▸ Do this: Find the lines below that contain the string "problem". Copy each one.

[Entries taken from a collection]
------------------------

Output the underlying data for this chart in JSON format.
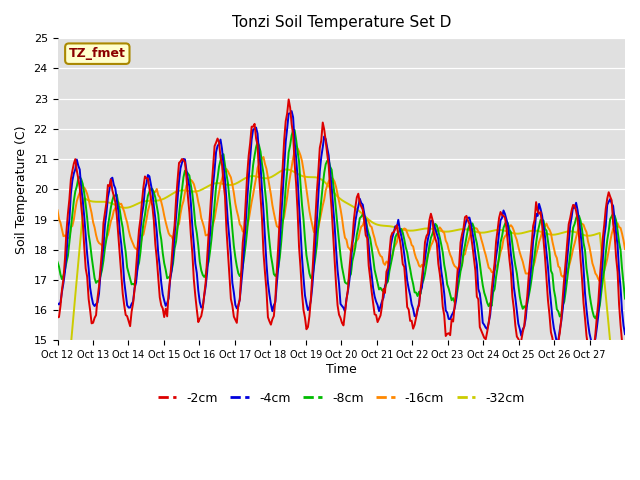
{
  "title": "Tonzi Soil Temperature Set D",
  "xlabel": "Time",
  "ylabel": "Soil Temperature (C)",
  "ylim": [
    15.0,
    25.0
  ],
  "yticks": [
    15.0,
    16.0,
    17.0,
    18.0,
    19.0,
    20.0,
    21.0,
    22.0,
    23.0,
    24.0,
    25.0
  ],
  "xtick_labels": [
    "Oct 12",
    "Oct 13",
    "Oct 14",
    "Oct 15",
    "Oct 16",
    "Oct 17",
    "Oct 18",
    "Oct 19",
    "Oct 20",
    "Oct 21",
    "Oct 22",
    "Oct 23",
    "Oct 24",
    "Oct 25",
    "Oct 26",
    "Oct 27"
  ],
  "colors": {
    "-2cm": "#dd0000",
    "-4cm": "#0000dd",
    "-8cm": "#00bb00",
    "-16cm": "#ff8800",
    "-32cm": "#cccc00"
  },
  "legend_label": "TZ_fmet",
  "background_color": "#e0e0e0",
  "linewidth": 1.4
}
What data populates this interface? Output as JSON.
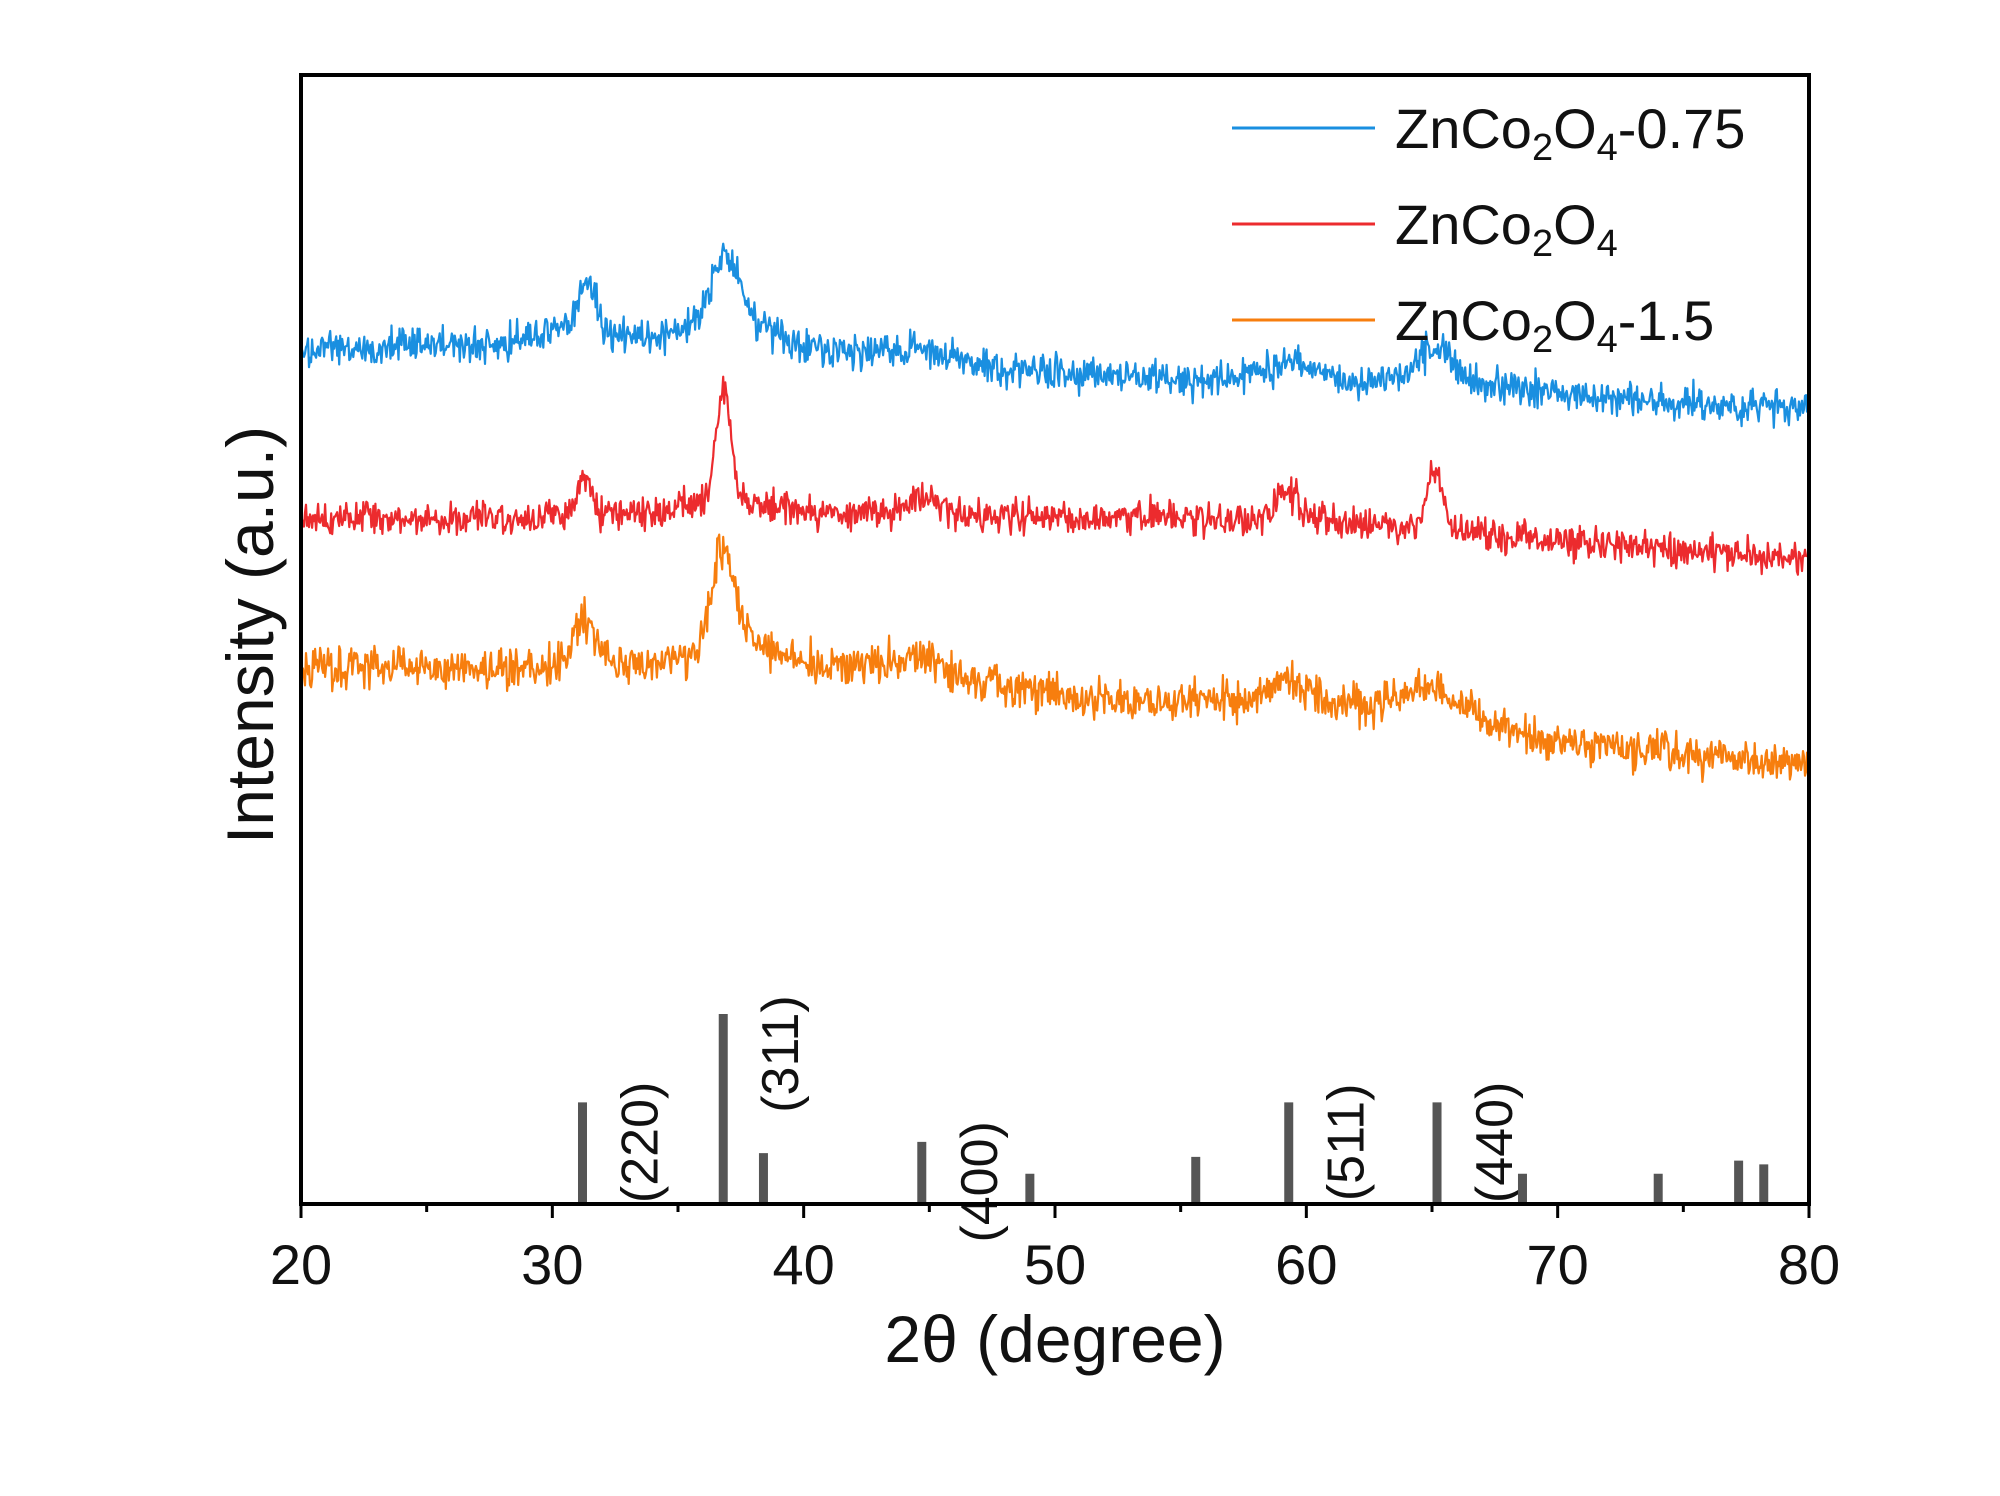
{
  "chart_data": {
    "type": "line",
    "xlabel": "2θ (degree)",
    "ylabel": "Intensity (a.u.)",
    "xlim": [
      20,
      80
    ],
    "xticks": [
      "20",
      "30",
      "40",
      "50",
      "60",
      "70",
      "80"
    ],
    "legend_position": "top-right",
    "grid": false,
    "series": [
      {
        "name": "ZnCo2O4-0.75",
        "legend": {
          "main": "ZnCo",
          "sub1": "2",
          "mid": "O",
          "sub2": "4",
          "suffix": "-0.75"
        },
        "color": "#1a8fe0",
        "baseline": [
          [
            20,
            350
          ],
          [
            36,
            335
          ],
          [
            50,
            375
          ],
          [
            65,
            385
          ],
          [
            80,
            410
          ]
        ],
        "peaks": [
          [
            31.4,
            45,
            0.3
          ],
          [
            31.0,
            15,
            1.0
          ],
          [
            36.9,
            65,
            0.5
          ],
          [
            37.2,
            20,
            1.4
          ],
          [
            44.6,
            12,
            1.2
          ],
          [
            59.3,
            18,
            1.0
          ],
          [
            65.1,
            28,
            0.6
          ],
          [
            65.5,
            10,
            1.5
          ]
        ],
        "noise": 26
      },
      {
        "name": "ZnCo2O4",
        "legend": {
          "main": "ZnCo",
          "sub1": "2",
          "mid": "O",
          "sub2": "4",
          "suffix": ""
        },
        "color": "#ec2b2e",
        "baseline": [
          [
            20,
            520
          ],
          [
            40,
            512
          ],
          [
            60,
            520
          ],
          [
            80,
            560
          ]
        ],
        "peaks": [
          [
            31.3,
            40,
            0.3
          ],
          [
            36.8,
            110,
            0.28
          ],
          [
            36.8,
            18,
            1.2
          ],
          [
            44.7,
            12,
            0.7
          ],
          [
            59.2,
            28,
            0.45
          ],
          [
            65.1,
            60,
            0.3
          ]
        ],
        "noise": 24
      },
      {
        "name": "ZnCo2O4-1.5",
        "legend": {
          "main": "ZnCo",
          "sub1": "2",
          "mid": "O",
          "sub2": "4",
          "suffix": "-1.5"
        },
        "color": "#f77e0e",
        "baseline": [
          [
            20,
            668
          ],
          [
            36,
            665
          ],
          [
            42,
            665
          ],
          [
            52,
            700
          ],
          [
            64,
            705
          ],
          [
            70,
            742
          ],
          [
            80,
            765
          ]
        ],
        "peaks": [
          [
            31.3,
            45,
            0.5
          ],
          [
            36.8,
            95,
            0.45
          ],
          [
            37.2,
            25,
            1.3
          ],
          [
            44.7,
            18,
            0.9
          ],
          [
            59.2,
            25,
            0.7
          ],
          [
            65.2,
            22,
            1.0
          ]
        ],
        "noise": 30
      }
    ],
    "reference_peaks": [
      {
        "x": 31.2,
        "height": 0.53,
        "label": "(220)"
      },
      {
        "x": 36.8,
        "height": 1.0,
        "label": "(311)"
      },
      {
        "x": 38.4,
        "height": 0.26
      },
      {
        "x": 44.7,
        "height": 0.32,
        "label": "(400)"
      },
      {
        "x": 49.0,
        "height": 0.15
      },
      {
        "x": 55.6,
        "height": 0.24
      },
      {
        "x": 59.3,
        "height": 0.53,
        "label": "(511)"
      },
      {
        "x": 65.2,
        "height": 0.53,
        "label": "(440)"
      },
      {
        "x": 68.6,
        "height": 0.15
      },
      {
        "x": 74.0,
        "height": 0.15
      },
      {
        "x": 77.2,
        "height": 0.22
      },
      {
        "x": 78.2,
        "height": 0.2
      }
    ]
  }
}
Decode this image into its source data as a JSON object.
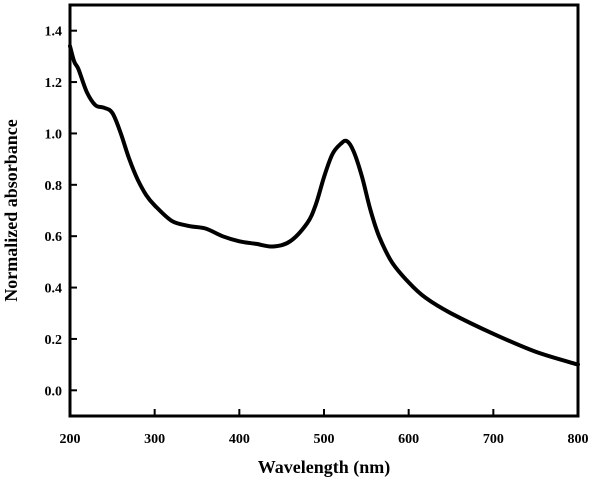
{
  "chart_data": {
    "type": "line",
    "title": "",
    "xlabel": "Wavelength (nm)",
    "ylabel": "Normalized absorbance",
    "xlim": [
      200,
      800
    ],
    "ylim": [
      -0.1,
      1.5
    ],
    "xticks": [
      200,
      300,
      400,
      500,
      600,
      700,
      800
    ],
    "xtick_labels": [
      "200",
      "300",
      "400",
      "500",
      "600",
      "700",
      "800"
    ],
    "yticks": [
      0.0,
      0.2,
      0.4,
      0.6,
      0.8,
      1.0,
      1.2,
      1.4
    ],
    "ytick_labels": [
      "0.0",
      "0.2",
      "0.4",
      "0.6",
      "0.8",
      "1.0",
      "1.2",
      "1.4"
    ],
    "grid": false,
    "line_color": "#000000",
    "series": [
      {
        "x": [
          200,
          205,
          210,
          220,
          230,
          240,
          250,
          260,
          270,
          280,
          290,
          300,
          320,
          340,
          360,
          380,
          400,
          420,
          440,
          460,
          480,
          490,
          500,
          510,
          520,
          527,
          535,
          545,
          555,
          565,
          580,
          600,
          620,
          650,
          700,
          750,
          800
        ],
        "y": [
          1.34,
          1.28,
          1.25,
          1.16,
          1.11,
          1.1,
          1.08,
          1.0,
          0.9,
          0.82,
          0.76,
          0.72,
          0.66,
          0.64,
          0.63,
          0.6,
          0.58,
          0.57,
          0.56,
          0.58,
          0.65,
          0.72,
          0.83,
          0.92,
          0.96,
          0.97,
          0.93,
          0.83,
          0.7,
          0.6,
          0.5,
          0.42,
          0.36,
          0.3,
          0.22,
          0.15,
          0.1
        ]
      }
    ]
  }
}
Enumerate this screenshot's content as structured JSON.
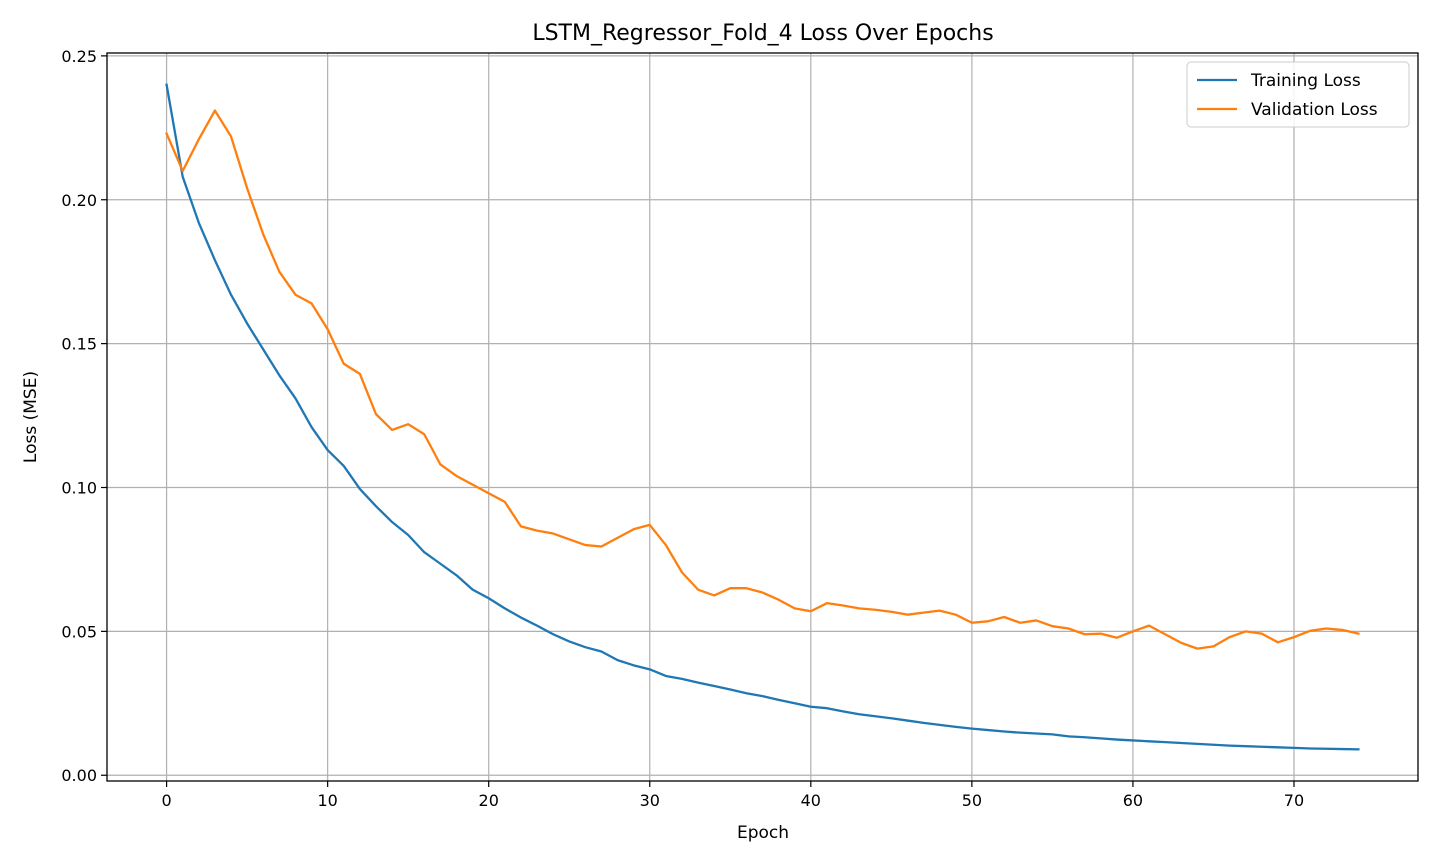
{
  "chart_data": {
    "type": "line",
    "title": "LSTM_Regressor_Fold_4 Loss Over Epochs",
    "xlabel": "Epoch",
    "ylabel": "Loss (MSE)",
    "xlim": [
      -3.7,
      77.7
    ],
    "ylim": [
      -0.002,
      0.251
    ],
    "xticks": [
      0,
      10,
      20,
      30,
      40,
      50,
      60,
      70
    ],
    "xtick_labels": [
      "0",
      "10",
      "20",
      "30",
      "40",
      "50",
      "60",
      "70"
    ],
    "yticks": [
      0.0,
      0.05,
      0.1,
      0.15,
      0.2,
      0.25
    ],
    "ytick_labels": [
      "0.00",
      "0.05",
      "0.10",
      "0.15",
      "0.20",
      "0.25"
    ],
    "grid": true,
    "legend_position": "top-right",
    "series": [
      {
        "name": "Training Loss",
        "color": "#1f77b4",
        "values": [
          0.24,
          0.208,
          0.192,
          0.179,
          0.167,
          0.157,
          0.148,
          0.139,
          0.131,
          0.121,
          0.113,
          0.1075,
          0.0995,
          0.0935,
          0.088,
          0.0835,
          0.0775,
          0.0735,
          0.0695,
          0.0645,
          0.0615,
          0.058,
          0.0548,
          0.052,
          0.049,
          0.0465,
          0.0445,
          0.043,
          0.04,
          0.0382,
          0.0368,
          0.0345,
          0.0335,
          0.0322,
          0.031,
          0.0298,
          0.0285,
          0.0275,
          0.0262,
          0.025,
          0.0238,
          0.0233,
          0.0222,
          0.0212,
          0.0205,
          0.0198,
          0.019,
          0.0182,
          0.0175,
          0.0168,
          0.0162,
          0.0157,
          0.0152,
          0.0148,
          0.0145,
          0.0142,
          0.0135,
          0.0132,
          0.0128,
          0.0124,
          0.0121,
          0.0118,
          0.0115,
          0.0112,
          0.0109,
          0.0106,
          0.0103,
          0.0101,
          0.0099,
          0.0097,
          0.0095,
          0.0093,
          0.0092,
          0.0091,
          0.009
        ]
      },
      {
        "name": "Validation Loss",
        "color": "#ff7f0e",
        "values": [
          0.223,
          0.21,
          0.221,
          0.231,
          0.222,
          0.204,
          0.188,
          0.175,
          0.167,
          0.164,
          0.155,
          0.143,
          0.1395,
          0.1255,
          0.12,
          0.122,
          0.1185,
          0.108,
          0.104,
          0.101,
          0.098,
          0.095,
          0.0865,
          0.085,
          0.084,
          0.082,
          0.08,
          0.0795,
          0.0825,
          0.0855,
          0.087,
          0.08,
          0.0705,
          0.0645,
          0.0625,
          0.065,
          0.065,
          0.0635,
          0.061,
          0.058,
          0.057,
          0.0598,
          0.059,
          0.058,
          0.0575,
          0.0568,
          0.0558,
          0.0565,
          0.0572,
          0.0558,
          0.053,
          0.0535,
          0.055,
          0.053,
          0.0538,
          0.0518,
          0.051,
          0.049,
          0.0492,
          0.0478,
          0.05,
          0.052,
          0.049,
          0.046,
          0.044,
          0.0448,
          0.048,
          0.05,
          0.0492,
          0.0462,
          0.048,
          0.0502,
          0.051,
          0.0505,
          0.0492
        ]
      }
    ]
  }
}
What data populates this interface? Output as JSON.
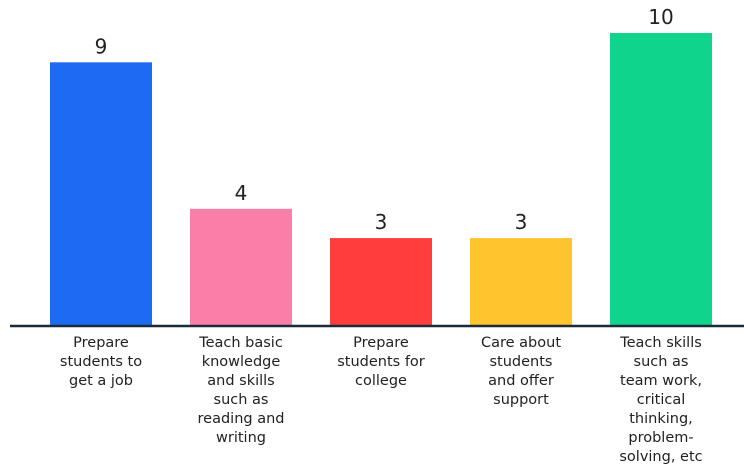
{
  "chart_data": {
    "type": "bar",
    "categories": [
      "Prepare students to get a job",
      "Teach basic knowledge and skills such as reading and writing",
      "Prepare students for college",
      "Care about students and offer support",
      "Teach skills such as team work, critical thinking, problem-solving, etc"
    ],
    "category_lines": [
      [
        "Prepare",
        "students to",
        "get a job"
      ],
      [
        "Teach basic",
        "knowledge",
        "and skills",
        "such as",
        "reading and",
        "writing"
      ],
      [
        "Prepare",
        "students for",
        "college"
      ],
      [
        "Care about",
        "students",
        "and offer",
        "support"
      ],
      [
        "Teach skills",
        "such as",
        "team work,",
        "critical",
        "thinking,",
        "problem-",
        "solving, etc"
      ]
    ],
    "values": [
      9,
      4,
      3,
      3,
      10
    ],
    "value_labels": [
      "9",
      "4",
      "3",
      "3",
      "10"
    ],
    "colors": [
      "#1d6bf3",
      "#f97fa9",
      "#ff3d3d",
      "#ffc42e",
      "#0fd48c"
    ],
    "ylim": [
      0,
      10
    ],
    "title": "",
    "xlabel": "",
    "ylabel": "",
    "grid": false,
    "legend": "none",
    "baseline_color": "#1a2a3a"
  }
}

------------------------

▸ Task response:
      "Teach skills such as team work, critical thinking, problem-solving, etc"
        "problem-",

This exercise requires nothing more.